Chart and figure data
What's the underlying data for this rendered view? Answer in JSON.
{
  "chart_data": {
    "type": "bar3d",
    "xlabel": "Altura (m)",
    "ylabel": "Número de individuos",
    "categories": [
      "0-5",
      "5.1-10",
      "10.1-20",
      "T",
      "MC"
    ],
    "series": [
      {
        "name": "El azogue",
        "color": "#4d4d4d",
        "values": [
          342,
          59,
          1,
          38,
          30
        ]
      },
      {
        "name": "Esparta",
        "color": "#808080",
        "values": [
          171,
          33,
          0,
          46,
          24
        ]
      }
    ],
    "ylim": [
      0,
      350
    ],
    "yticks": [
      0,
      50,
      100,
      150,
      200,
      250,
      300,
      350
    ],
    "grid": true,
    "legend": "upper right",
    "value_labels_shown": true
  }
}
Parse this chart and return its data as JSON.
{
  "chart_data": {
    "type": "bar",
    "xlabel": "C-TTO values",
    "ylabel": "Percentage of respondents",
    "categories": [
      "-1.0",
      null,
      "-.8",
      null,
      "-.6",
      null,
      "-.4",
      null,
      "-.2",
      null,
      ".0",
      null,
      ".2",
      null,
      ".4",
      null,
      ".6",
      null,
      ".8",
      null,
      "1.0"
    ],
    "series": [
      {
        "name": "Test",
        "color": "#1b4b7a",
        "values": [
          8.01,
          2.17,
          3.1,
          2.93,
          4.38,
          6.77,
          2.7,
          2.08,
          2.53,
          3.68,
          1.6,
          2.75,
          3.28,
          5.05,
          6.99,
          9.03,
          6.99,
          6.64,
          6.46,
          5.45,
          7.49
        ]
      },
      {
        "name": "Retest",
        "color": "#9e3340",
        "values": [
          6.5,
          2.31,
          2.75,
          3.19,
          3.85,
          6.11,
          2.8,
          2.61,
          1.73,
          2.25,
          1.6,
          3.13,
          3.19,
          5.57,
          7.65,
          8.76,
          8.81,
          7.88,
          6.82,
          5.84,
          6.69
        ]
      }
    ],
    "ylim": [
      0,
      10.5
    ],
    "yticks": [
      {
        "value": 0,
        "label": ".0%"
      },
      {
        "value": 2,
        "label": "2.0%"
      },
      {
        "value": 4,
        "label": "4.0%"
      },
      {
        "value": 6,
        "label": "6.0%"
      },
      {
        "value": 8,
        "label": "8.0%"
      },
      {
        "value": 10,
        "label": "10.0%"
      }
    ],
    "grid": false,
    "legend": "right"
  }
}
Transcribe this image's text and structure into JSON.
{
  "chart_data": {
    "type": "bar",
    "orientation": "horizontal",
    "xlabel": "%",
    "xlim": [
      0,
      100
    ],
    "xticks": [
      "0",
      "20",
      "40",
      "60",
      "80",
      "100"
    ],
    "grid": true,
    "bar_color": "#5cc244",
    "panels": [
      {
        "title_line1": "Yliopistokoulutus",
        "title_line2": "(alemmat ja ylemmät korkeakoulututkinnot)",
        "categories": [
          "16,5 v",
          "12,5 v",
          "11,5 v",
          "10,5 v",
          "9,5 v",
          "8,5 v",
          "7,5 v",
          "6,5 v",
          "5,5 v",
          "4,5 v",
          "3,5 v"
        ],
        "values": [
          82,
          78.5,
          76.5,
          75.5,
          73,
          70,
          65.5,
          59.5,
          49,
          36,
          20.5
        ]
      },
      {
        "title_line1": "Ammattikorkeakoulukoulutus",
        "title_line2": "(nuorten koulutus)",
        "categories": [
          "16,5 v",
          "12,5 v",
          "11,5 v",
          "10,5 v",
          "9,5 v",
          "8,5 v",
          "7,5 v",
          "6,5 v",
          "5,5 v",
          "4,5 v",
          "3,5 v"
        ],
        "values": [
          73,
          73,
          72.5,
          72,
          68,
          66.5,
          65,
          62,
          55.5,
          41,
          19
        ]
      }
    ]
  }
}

Task requirements >> Return each entry from the material above exactly as it appears.

Exercise response >>
What's the underlying data for this rendered view? Answer in JSON.
{
  "chart_data": {
    "type": "bar3d",
    "xlabel": "Altura (m)",
    "ylabel": "Número de individuos",
    "categories": [
      "0-5",
      "5.1-10",
      "10.1-20",
      "T",
      "MC"
    ],
    "series": [
      {
        "name": "El azogue",
        "color": "#4d4d4d",
        "values": [
          342,
          59,
          1,
          38,
          30
        ]
      },
      {
        "name": "Esparta",
        "color": "#808080",
        "values": [
          171,
          33,
          0,
          46,
          24
        ]
      }
    ],
    "ylim": [
      0,
      350
    ],
    "yticks": [
      0,
      50,
      100,
      150,
      200,
      250,
      300,
      350
    ],
    "grid": true,
    "legend": "upper right",
    "value_labels_shown": true
  }
}
Parse this chart and return its data as JSON.
{
  "chart_data": {
    "type": "bar",
    "xlabel": "C-TTO values",
    "ylabel": "Percentage of respondents",
    "categories": [
      "-1.0",
      null,
      "-.8",
      null,
      "-.6",
      null,
      "-.4",
      null,
      "-.2",
      null,
      ".0",
      null,
      ".2",
      null,
      ".4",
      null,
      ".6",
      null,
      ".8",
      null,
      "1.0"
    ],
    "series": [
      {
        "name": "Test",
        "color": "#1b4b7a",
        "values": [
          8.01,
          2.17,
          3.1,
          2.93,
          4.38,
          6.77,
          2.7,
          2.08,
          2.53,
          3.68,
          1.6,
          2.75,
          3.28,
          5.05,
          6.99,
          9.03,
          6.99,
          6.64,
          6.46,
          5.45,
          7.49
        ]
      },
      {
        "name": "Retest",
        "color": "#9e3340",
        "values": [
          6.5,
          2.31,
          2.75,
          3.19,
          3.85,
          6.11,
          2.8,
          2.61,
          1.73,
          2.25,
          1.6,
          3.13,
          3.19,
          5.57,
          7.65,
          8.76,
          8.81,
          7.88,
          6.82,
          5.84,
          6.69
        ]
      }
    ],
    "ylim": [
      0,
      10.5
    ],
    "yticks": [
      {
        "value": 0,
        "label": ".0%"
      },
      {
        "value": 2,
        "label": "2.0%"
      },
      {
        "value": 4,
        "label": "4.0%"
      },
      {
        "value": 6,
        "label": "6.0%"
      },
      {
        "value": 8,
        "label": "8.0%"
      },
      {
        "value": 10,
        "label": "10.0%"
      }
    ],
    "grid": false,
    "legend": "right"
  }
}
Transcribe this image's text and structure into JSON.
{
  "chart_data": {
    "type": "bar",
    "orientation": "horizontal",
    "xlabel": "%",
    "xlim": [
      0,
      100
    ],
    "xticks": [
      "0",
      "20",
      "40",
      "60",
      "80",
      "100"
    ],
    "grid": true,
    "bar_color": "#5cc244",
    "panels": [
      {
        "title_line1": "Yliopistokoulutus",
        "title_line2": "(alemmat ja ylemmät korkeakoulututkinnot)",
        "categories": [
          "16,5 v",
          "12,5 v",
          "11,5 v",
          "10,5 v",
          "9,5 v",
          "8,5 v",
          "7,5 v",
          "6,5 v",
          "5,5 v",
          "4,5 v",
          "3,5 v"
        ],
        "values": [
          82,
          78.5,
          76.5,
          75.5,
          73,
          70,
          65.5,
          59.5,
          49,
          36,
          20.5
        ]
      },
      {
        "title_line1": "Ammattikorkeakoulukoulutus",
        "title_line2": "(nuorten koulutus)",
        "categories": [
          "16,5 v",
          "12,5 v",
          "11,5 v",
          "10,5 v",
          "9,5 v",
          "8,5 v",
          "7,5 v",
          "6,5 v",
          "5,5 v",
          "4,5 v",
          "3,5 v"
        ],
        "values": [
          73,
          73,
          72.5,
          72,
          68,
          66.5,
          65,
          62,
          55.5,
          41,
          19
        ]
      }
    ]
  }
}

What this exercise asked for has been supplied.